# start of Document text

Search code examples
nltkstop-words

Remove stopwords with nltk.corpus from list with lists


I have a list containing lists with all seperated words of a review, that looks like this:

texts = [['fine','for','a','night'],['it','was','good']]

I want to remove all stopwords, using the nltk.corpus package, and put all the words without stopwords back into the list. The end results should be a list, consisting of a lists of words without stopwords. This it was I tried:

import nltk
nltk.download() # to download stopwords corpus
from nltk.corpus import stopwords
stopwords=stopwords.words('english')
words_reviews=[]

for review in texts:
    wr=[]
    for word in review:
        if word not in stopwords:
            wr.append(word)
        words_reviews.append(wr)

This code actually worked, but now I get the error: AttributeError: 'list' object has no attribute 'words', referring to stopwords. I made sure that I installed all packages. What could be the problem?


Solution

  • The problem is that you redefine stopwords in your code:

    from nltk.corpus import stopwords
    stopwords=stopwords.words('english')
    

    After the first line, stopwords is a corpus reader with a words() method. After the second line, it is a list. Proceed accordingly.

    Actually looking things up in a list is really slow, so you'll get much better performance if you use this:

    stopwords = set(stopwords.words('english'))

# end of Document text

### Set task A:
According to the forum thread about removing stopwords, why does the code raise "AttributeError: 'list' object has no attribute 'words'"? Answer in one to three sentences.
The records that follow have no connection to the forum thread about removing stopwords.

# start of Data for this task

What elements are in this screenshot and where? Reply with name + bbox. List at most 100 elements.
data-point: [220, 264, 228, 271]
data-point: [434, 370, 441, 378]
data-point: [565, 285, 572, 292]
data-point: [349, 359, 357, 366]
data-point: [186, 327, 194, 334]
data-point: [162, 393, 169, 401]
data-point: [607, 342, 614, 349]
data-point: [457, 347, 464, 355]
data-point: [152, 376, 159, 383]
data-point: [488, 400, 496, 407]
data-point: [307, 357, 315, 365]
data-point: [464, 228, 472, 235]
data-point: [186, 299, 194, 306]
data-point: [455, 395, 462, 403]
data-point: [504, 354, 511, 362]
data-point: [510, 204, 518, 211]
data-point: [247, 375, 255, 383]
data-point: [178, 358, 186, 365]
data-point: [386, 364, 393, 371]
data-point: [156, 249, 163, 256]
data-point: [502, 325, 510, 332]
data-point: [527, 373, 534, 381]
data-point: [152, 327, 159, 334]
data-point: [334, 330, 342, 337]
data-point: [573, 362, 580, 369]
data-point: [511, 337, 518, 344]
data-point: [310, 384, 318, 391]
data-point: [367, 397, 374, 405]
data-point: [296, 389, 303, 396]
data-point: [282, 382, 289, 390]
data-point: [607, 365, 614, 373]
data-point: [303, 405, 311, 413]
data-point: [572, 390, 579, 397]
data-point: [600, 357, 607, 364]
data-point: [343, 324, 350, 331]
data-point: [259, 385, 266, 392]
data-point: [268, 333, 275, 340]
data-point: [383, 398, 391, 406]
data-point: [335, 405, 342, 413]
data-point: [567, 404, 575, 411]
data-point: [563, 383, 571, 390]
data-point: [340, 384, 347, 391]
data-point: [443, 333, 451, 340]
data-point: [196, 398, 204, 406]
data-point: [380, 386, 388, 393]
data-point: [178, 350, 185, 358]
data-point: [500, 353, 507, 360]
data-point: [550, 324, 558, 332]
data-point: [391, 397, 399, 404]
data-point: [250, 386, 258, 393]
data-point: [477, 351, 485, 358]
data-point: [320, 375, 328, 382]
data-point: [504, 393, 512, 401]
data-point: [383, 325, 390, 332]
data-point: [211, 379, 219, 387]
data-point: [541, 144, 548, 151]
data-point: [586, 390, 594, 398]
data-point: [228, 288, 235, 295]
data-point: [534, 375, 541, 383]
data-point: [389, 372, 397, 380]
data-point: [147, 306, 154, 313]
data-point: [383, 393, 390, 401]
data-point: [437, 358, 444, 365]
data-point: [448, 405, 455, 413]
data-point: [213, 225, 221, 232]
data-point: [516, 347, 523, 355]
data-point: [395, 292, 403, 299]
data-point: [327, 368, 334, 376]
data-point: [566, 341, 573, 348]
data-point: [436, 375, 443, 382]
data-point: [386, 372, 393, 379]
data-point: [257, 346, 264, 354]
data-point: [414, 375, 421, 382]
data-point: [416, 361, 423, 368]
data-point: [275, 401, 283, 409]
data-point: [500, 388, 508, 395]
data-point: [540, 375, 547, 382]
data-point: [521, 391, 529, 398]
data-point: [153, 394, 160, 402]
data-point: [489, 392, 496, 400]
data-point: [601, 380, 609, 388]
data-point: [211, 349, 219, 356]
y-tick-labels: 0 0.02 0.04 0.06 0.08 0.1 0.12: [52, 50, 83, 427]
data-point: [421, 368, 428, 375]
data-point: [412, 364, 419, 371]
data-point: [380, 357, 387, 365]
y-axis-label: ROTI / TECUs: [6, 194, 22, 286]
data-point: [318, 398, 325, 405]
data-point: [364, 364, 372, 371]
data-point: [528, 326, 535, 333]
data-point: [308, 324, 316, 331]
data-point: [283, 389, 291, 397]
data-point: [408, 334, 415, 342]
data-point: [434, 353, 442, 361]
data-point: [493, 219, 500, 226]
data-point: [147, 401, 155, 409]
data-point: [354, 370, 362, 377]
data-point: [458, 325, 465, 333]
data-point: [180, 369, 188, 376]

# end of Data for this task
# start of Data for this task

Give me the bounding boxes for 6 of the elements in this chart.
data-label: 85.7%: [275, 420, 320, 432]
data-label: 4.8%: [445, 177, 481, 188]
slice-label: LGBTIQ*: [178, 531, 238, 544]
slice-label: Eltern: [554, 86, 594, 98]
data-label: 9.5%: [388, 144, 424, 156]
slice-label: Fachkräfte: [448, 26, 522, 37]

# end of Data for this task
# start of Data for this task

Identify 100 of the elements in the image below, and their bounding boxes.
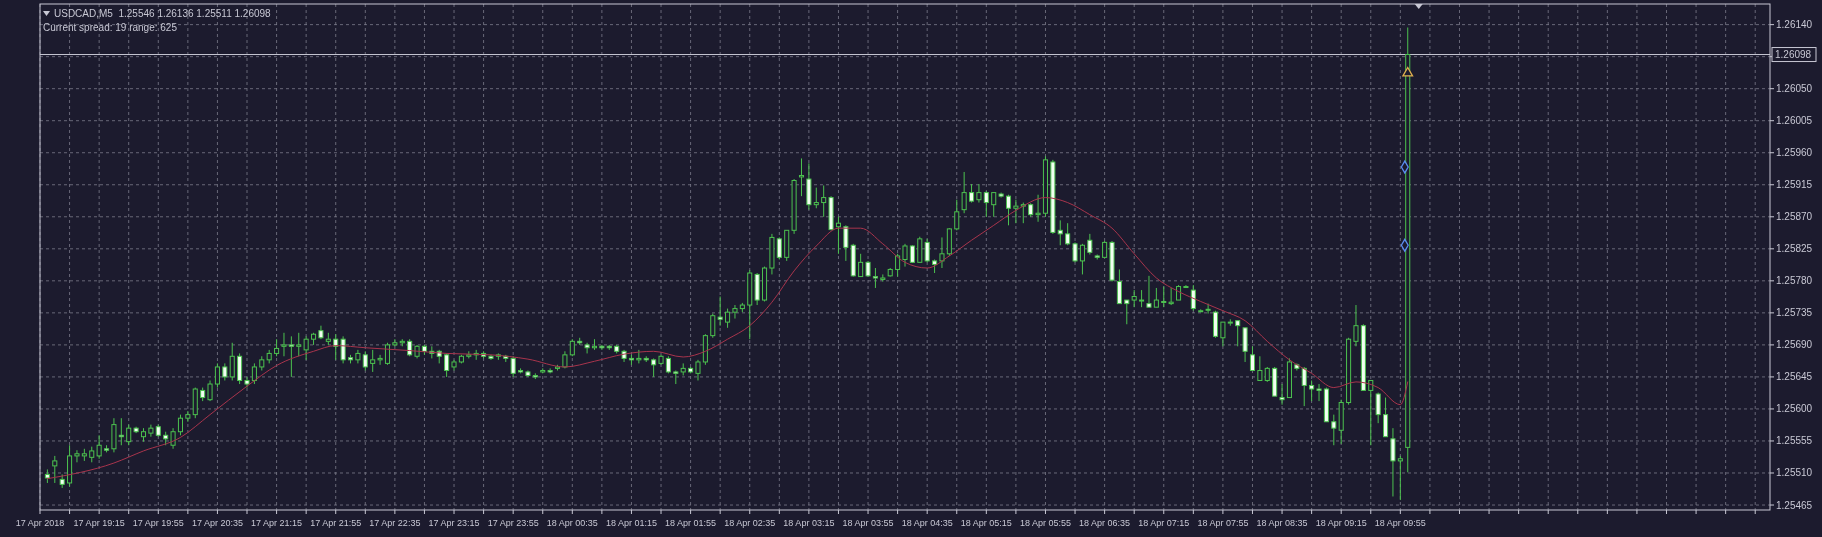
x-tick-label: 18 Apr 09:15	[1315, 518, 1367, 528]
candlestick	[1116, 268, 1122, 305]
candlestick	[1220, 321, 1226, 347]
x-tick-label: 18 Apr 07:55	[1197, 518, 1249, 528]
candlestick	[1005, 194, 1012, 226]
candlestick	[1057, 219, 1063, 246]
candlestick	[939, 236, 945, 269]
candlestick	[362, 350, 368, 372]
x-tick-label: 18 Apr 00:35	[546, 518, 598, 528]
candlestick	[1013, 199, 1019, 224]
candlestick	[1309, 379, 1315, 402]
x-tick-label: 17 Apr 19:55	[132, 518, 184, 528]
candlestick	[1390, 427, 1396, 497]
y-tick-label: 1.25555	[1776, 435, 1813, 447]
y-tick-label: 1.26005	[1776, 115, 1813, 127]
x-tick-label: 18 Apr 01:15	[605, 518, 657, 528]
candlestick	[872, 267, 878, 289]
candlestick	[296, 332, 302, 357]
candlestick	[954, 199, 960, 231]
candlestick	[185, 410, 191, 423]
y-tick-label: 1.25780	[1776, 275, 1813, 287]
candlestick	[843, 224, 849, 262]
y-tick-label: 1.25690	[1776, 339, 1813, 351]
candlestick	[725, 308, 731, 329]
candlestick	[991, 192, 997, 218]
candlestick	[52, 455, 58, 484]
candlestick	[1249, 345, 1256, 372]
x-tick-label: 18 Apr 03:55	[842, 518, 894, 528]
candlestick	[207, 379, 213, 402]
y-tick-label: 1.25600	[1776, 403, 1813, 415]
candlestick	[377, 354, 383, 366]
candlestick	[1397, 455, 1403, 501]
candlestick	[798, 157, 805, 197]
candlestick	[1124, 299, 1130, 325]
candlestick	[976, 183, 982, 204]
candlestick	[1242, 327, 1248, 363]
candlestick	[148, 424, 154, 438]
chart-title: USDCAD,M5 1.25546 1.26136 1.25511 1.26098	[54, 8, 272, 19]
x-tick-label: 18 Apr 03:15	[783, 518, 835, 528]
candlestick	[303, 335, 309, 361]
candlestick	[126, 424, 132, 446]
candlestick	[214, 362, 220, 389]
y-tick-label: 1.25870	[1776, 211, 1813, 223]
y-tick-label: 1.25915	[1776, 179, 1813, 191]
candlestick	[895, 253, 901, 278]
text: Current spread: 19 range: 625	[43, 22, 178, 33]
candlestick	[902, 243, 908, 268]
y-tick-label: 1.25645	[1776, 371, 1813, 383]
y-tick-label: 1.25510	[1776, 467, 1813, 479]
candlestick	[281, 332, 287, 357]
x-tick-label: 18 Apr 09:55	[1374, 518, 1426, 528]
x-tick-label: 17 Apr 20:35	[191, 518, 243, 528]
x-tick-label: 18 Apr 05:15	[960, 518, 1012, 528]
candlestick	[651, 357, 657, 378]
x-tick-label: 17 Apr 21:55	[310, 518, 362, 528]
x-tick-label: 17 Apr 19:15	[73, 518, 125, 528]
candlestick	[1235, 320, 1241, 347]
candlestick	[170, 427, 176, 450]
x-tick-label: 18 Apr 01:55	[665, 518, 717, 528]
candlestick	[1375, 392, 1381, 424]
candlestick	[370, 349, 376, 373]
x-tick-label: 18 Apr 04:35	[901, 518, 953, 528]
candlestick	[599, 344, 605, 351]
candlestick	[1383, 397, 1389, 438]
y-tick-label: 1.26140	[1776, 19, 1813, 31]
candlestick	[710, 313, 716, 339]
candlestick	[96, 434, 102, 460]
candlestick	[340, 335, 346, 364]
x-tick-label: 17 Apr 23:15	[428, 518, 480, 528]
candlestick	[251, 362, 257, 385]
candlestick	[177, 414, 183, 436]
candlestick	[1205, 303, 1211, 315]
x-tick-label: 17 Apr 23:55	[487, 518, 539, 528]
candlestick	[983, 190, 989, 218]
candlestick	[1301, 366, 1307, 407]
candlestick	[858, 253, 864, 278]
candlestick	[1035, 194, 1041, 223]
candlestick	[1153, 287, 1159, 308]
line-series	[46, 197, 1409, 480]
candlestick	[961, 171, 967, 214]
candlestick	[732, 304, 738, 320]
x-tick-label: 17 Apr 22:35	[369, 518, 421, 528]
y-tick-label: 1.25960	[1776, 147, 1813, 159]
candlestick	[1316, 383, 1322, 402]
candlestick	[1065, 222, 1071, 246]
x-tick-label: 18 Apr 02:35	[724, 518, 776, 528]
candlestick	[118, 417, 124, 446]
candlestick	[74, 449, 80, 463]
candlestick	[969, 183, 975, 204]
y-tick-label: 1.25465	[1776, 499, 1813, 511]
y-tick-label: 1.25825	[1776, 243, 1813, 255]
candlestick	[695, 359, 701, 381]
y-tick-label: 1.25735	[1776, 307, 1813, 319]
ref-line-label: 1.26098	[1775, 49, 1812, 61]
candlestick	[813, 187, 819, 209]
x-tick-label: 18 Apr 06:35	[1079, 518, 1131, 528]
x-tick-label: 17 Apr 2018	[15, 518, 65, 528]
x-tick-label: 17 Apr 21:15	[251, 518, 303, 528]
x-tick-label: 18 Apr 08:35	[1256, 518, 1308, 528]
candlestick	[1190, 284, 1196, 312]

# end of Data for this task

### Set task B:
In the records, write out the lines starting with the line that contains "Identify 100 of" and going on through the line that contains "403, 1813, 415]", including both of those lines. Leave the pictures out.

### Answer A:
The code redefines stopwords. After the import line, stopwords is a corpus reader with a words() method, but the assignment stopwords=stopwords.words('english') turns it into a list, and a list has no words attribute.

### Answer B:
Identify 100 of the elements in the image below, and their bounding boxes.
x-tick-label: 18 Apr 09:15	[1315, 518, 1367, 528]
candlestick	[1116, 268, 1122, 305]
candlestick	[1220, 321, 1226, 347]
x-tick-label: 18 Apr 07:55	[1197, 518, 1249, 528]
candlestick	[1005, 194, 1012, 226]
candlestick	[1057, 219, 1063, 246]
candlestick	[939, 236, 945, 269]
candlestick	[362, 350, 368, 372]
x-tick-label: 18 Apr 00:35	[546, 518, 598, 528]
candlestick	[1013, 199, 1019, 224]
candlestick	[1309, 379, 1315, 402]
x-tick-label: 17 Apr 19:55	[132, 518, 184, 528]
candlestick	[1390, 427, 1396, 497]
y-tick-label: 1.25555	[1776, 435, 1813, 447]
y-tick-label: 1.26005	[1776, 115, 1813, 127]
x-tick-label: 18 Apr 01:15	[605, 518, 657, 528]
candlestick	[872, 267, 878, 289]
candlestick	[296, 332, 302, 357]
candlestick	[954, 199, 960, 231]
candlestick	[185, 410, 191, 423]
y-tick-label: 1.25780	[1776, 275, 1813, 287]
candlestick	[843, 224, 849, 262]
y-tick-label: 1.25690	[1776, 339, 1813, 351]
candlestick	[725, 308, 731, 329]
candlestick	[991, 192, 997, 218]
candlestick	[52, 455, 58, 484]
candlestick	[1249, 345, 1256, 372]
x-tick-label: 18 Apr 03:55	[842, 518, 894, 528]
candlestick	[207, 379, 213, 402]
y-tick-label: 1.25600	[1776, 403, 1813, 415]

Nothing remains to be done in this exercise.